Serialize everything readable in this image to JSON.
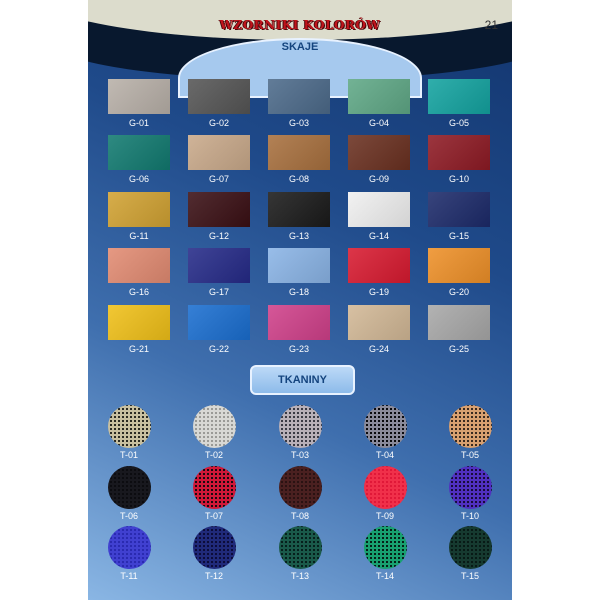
{
  "header": {
    "title": "WZORNIKI KOLORÓW",
    "page_number": "21",
    "section1": "SKAJE",
    "section2": "TKANINY"
  },
  "skaje": [
    {
      "code": "G-01",
      "color": "#b8b0a8"
    },
    {
      "code": "G-02",
      "color": "#555555"
    },
    {
      "code": "G-03",
      "color": "#4c6a8a"
    },
    {
      "code": "G-04",
      "color": "#5fa886"
    },
    {
      "code": "G-05",
      "color": "#13a3a0"
    },
    {
      "code": "G-06",
      "color": "#117a70"
    },
    {
      "code": "G-07",
      "color": "#c9a98a"
    },
    {
      "code": "G-08",
      "color": "#a8703e"
    },
    {
      "code": "G-09",
      "color": "#6a3020"
    },
    {
      "code": "G-10",
      "color": "#8e1a24"
    },
    {
      "code": "G-11",
      "color": "#d1a232"
    },
    {
      "code": "G-12",
      "color": "#3a0f14"
    },
    {
      "code": "G-13",
      "color": "#1a1a1a"
    },
    {
      "code": "G-14",
      "color": "#f0f0f0"
    },
    {
      "code": "G-15",
      "color": "#1c2a6a"
    },
    {
      "code": "G-16",
      "color": "#e28b72"
    },
    {
      "code": "G-17",
      "color": "#252a88"
    },
    {
      "code": "G-18",
      "color": "#8ab4e6"
    },
    {
      "code": "G-19",
      "color": "#d81a30"
    },
    {
      "code": "G-20",
      "color": "#ee9028"
    },
    {
      "code": "G-21",
      "color": "#f0c018"
    },
    {
      "code": "G-22",
      "color": "#1a6ed0"
    },
    {
      "code": "G-23",
      "color": "#d0408a"
    },
    {
      "code": "G-24",
      "color": "#d2b896"
    },
    {
      "code": "G-25",
      "color": "#a8a8a8"
    }
  ],
  "tkaniny": [
    {
      "code": "T-01",
      "color": "#2a2a22",
      "thread": "#c8c0a0"
    },
    {
      "code": "T-02",
      "color": "#9a9a96",
      "thread": "#d8d8d4"
    },
    {
      "code": "T-03",
      "color": "#3a3a44",
      "thread": "#b8b0b8"
    },
    {
      "code": "T-04",
      "color": "#0a0a0e",
      "thread": "#8a8a9a"
    },
    {
      "code": "T-05",
      "color": "#3a2a20",
      "thread": "#d8a070"
    },
    {
      "code": "T-06",
      "color": "#0c0c10",
      "thread": "#18181e"
    },
    {
      "code": "T-07",
      "color": "#1a0a10",
      "thread": "#d01838"
    },
    {
      "code": "T-08",
      "color": "#2a1212",
      "thread": "#4a2020"
    },
    {
      "code": "T-09",
      "color": "#e01838",
      "thread": "#f0304a"
    },
    {
      "code": "T-10",
      "color": "#180c3a",
      "thread": "#5030c0"
    },
    {
      "code": "T-11",
      "color": "#2a2ab0",
      "thread": "#4040d0"
    },
    {
      "code": "T-12",
      "color": "#0c0c3a",
      "thread": "#202a7a"
    },
    {
      "code": "T-13",
      "color": "#06201c",
      "thread": "#1a5a4a"
    },
    {
      "code": "T-14",
      "color": "#062018",
      "thread": "#18a070"
    },
    {
      "code": "T-15",
      "color": "#081a16",
      "thread": "#163a30"
    }
  ]
}
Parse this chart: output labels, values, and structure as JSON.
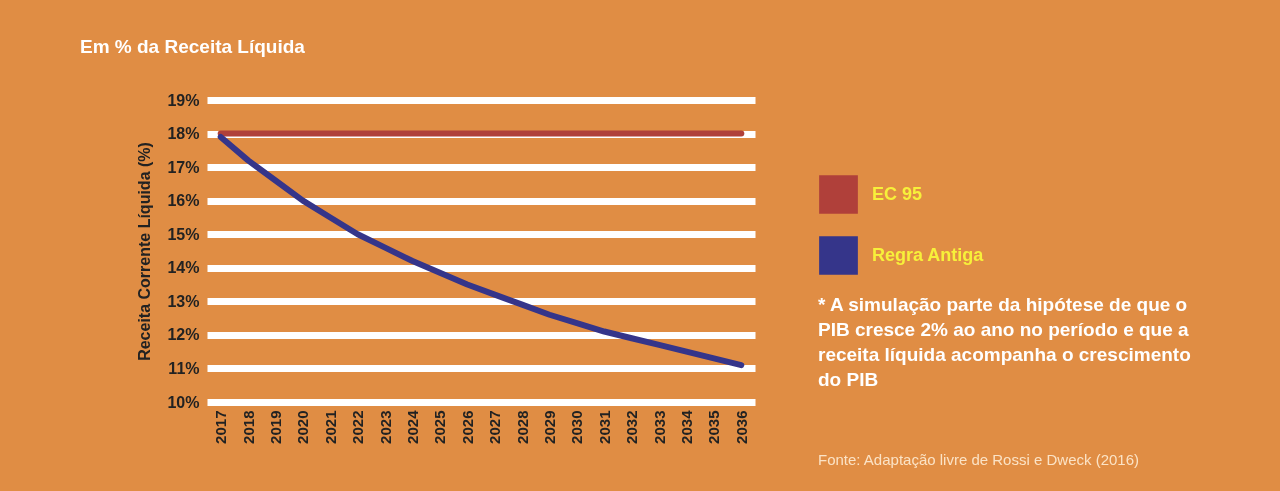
{
  "chart_data": {
    "type": "line",
    "title": "Em % da Receita Líquida",
    "ylabel": "Receita Corrente Líquida (%)",
    "categories": [
      "2017",
      "2018",
      "2019",
      "2020",
      "2021",
      "2022",
      "2023",
      "2024",
      "2025",
      "2026",
      "2027",
      "2028",
      "2029",
      "2030",
      "2031",
      "2032",
      "2033",
      "2034",
      "2035",
      "2036"
    ],
    "series": [
      {
        "name": "EC 95",
        "color": "#b0403a",
        "values": [
          18,
          18,
          18,
          18,
          18,
          18,
          18,
          18,
          18,
          18,
          18,
          18,
          18,
          18,
          18,
          18,
          18,
          18,
          18,
          18
        ]
      },
      {
        "name": "Regra Antiga",
        "color": "#35358a",
        "values": [
          17.9,
          17.2,
          16.6,
          16.0,
          15.5,
          15.0,
          14.6,
          14.2,
          13.85,
          13.5,
          13.2,
          12.9,
          12.6,
          12.35,
          12.1,
          11.9,
          11.7,
          11.5,
          11.3,
          11.1
        ]
      }
    ],
    "ylim": [
      10,
      19
    ],
    "yticks": [
      {
        "value": 10,
        "label": "10%"
      },
      {
        "value": 11,
        "label": "11%"
      },
      {
        "value": 12,
        "label": "12%"
      },
      {
        "value": 13,
        "label": "13%"
      },
      {
        "value": 14,
        "label": "14%"
      },
      {
        "value": 15,
        "label": "15%"
      },
      {
        "value": 16,
        "label": "16%"
      },
      {
        "value": 17,
        "label": "17%"
      },
      {
        "value": 18,
        "label": "18%"
      },
      {
        "value": 19,
        "label": "19%"
      }
    ],
    "grid": "y",
    "legend": "right",
    "marker": "none",
    "line_style": "solid",
    "annotations": [
      "* A simulação parte da hipótese de que o PIB cresce 2% ao ano no período e que a receita líquida acompanha o crescimento do PIB",
      "Fonte: Adaptação livre de Rossi e Dweck (2016)"
    ]
  }
}
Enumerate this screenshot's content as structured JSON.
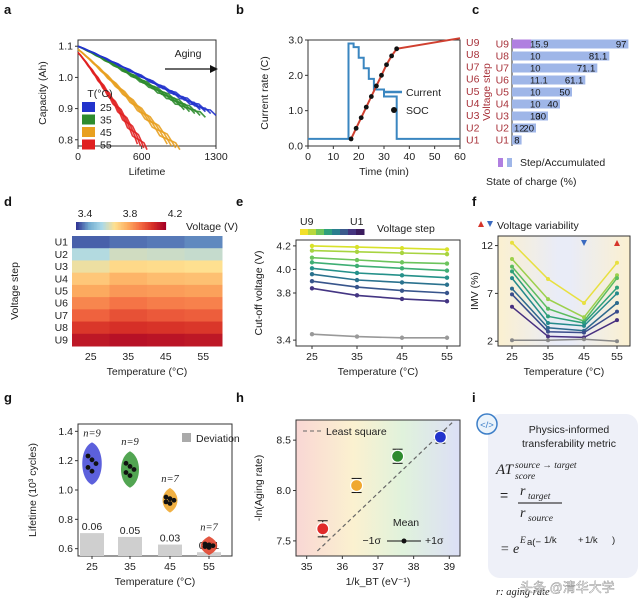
{
  "colors": {
    "c25": "#2233cc",
    "c35": "#2e8b2e",
    "c45": "#e8a020",
    "c55": "#e02020",
    "accent_red": "#a8323a",
    "step_bar": "#9fb6e8",
    "step_purple": "#b07fe0",
    "soc_line": "#d04030",
    "current_line": "#3a86c0"
  },
  "panel_labels": [
    "a",
    "b",
    "c",
    "d",
    "e",
    "f",
    "g",
    "h",
    "i"
  ],
  "chart_data": [
    {
      "id": "a",
      "type": "line",
      "xlabel": "Lifetime",
      "ylabel": "Capacity (Ah)",
      "xlim": [
        0,
        1300
      ],
      "ylim": [
        0.78,
        1.12
      ],
      "xticks": [
        "0",
        "600",
        "1300"
      ],
      "yticks": [
        "0.8",
        "0.9",
        "1.0",
        "1.1"
      ],
      "annotation": "Aging",
      "legend": {
        "title": "T(°C)",
        "entries": [
          "25",
          "35",
          "45",
          "55"
        ]
      },
      "series": [
        {
          "name": "25",
          "end_lifetime": [
            1150,
            1200,
            1250,
            1300
          ],
          "start": 1.1,
          "end": 0.9
        },
        {
          "name": "35",
          "end_lifetime": [
            1000,
            1050,
            1100,
            1150,
            1200
          ],
          "start": 1.1,
          "end": 0.9
        },
        {
          "name": "45",
          "end_lifetime": [
            840,
            880,
            920,
            960
          ],
          "start": 1.09,
          "end": 0.79
        },
        {
          "name": "55",
          "end_lifetime": [
            560,
            590,
            620,
            650
          ],
          "start": 1.08,
          "end": 0.79
        }
      ]
    },
    {
      "id": "b",
      "type": "line",
      "xlabel": "Time (min)",
      "ylabel": "Current rate (C)",
      "xlim": [
        0,
        60
      ],
      "ylim": [
        0,
        3
      ],
      "xticks": [
        "0",
        "10",
        "20",
        "30",
        "40",
        "50",
        "60"
      ],
      "yticks": [
        "0.0",
        "1.0",
        "2.0",
        "3.0"
      ],
      "legend": [
        "Current",
        "SOC"
      ],
      "right_labels": [
        "U9",
        "U8",
        "U7",
        "U6",
        "U5",
        "U4",
        "U3",
        "U2",
        "U1"
      ],
      "current": {
        "x": [
          0,
          16,
          16,
          18,
          18,
          20,
          20,
          22,
          22,
          24,
          24,
          26,
          26,
          30,
          30,
          35,
          35,
          60
        ],
        "y": [
          0.2,
          0.2,
          2.9,
          2.9,
          2.8,
          2.8,
          2.5,
          2.5,
          2.2,
          2.2,
          1.9,
          1.9,
          1.6,
          1.6,
          1.4,
          1.4,
          0.2,
          0.2
        ]
      },
      "soc": {
        "x": [
          17,
          19,
          21,
          23,
          25,
          27,
          29,
          31,
          33,
          35,
          60
        ],
        "y": [
          0.2,
          0.5,
          0.8,
          1.1,
          1.4,
          1.7,
          2.0,
          2.3,
          2.55,
          2.75,
          3.05
        ]
      }
    },
    {
      "id": "c",
      "type": "bar",
      "ylabel": "Voltage step",
      "xlabel": "State of charge (%)",
      "legend": "Step/Accumulated",
      "categories": [
        "U9",
        "U8",
        "U7",
        "U6",
        "U5",
        "U4",
        "U3",
        "U2",
        "U1"
      ],
      "step": [
        "15.9",
        "10",
        "10",
        "11.1",
        "10",
        "10",
        "10",
        "12",
        ""
      ],
      "accumulated": [
        "97",
        "81.1",
        "71.1",
        "61.1",
        "50",
        "40",
        "30",
        "20",
        "8"
      ]
    },
    {
      "id": "d",
      "type": "heatmap",
      "ylabel": "Voltage step",
      "xlabel": "Temperature (°C)",
      "colorbar": {
        "label": "Voltage (V)",
        "ticks": [
          "3.4",
          "3.8",
          "4.2"
        ]
      },
      "rows": [
        "U1",
        "U2",
        "U3",
        "U4",
        "U5",
        "U6",
        "U7",
        "U8",
        "U9"
      ],
      "columns": [
        "25",
        "35",
        "45",
        "55"
      ]
    },
    {
      "id": "e",
      "type": "line",
      "xlabel": "Temperature (°C)",
      "ylabel": "Cut-off voltage (V)",
      "legend": {
        "from": "U9",
        "to": "U1",
        "label": "Voltage step"
      },
      "x": [
        "25",
        "35",
        "45",
        "55"
      ],
      "yticks": [
        "3.4",
        "3.8",
        "4.0",
        "4.2"
      ],
      "ylim": [
        3.35,
        4.25
      ],
      "series": [
        {
          "name": "U9",
          "values": [
            4.2,
            4.19,
            4.18,
            4.17
          ]
        },
        {
          "name": "U8",
          "values": [
            4.16,
            4.15,
            4.14,
            4.13
          ]
        },
        {
          "name": "U7",
          "values": [
            4.1,
            4.08,
            4.06,
            4.05
          ]
        },
        {
          "name": "U6",
          "values": [
            4.06,
            4.03,
            4.01,
            3.99
          ]
        },
        {
          "name": "U5",
          "values": [
            4.01,
            3.97,
            3.95,
            3.93
          ]
        },
        {
          "name": "U4",
          "values": [
            3.96,
            3.91,
            3.89,
            3.87
          ]
        },
        {
          "name": "U3",
          "values": [
            3.9,
            3.85,
            3.82,
            3.8
          ]
        },
        {
          "name": "U2",
          "values": [
            3.84,
            3.78,
            3.75,
            3.73
          ]
        },
        {
          "name": "U1",
          "values": [
            3.45,
            3.43,
            3.42,
            3.42
          ]
        }
      ]
    },
    {
      "id": "f",
      "type": "line",
      "xlabel": "Temperature (°C)",
      "ylabel": "IMV (%)",
      "legend": "Voltage variability",
      "x": [
        "25",
        "35",
        "45",
        "55"
      ],
      "yticks": [
        "2",
        "7",
        "12"
      ],
      "ylim": [
        1.5,
        13
      ],
      "series": [
        {
          "name": "U9",
          "values": [
            12.3,
            8.5,
            6.0,
            10.2
          ]
        },
        {
          "name": "U8",
          "values": [
            10.6,
            6.4,
            4.5,
            8.9
          ]
        },
        {
          "name": "U7",
          "values": [
            9.8,
            5.4,
            4.1,
            8.6
          ]
        },
        {
          "name": "U6",
          "values": [
            9.3,
            4.6,
            3.9,
            7.6
          ]
        },
        {
          "name": "U5",
          "values": [
            8.6,
            3.9,
            3.6,
            7.0
          ]
        },
        {
          "name": "U4",
          "values": [
            7.5,
            3.4,
            3.1,
            6.0
          ]
        },
        {
          "name": "U3",
          "values": [
            6.9,
            3.0,
            2.9,
            5.1
          ]
        },
        {
          "name": "U2",
          "values": [
            5.6,
            2.5,
            2.4,
            4.2
          ]
        },
        {
          "name": "U1",
          "values": [
            2.1,
            2.1,
            2.2,
            2.0
          ]
        }
      ]
    },
    {
      "id": "g",
      "type": "bar",
      "xlabel": "Temperature (°C)",
      "ylabel": "Lifetime (10³ cycles)",
      "legend": "Deviation",
      "categories": [
        "25",
        "35",
        "45",
        "55"
      ],
      "deviation": [
        0.06,
        0.05,
        0.03,
        0.01
      ],
      "deviation_labels": [
        "0.06",
        "0.05",
        "0.03",
        "0.01"
      ],
      "n_labels": [
        "n=9",
        "n=9",
        "n=7",
        "n=7"
      ],
      "mean_lifetime": [
        1.18,
        1.14,
        0.93,
        0.62
      ],
      "yticks": [
        "0.6",
        "0.8",
        "1.0",
        "1.2",
        "1.4"
      ],
      "ylim": [
        0.55,
        1.45
      ]
    },
    {
      "id": "h",
      "type": "scatter",
      "xlabel": "1/k_BT (eV⁻¹)",
      "ylabel": "-ln(Aging rate)",
      "legend": "Least square",
      "mean_legend": {
        "title": "Mean",
        "left": "−1σ",
        "right": "+1σ"
      },
      "xticks": [
        "35",
        "36",
        "37",
        "38",
        "39"
      ],
      "yticks": [
        "7.5",
        "8.0",
        "8.5"
      ],
      "xlim": [
        34.7,
        39.3
      ],
      "ylim": [
        7.35,
        8.7
      ],
      "points": [
        {
          "x": 35.45,
          "y": 7.62,
          "err": 0.08
        },
        {
          "x": 36.4,
          "y": 8.05,
          "err": 0.07
        },
        {
          "x": 37.55,
          "y": 8.34,
          "err": 0.07
        },
        {
          "x": 38.75,
          "y": 8.53,
          "err": 0.06
        }
      ]
    }
  ],
  "panel_i": {
    "title_line1": "Physics-informed",
    "title_line2": "transferability metric",
    "metric_label": "AT",
    "metric_sup": "source → target",
    "metric_sub": "score",
    "eq1_num": "r",
    "eq1_num_sub": "target",
    "eq1_den": "r",
    "eq1_den_sub": "source",
    "eq2": "= e",
    "exp_text": "E",
    "footnote": "r: aging rate"
  },
  "watermark": "头条 @清华大学"
}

Objective: Identify the lines that hold the word "source". Copy every one of them.

Completed task:
    "metric_sup": "source → target",
    "eq1_den_sub": "source",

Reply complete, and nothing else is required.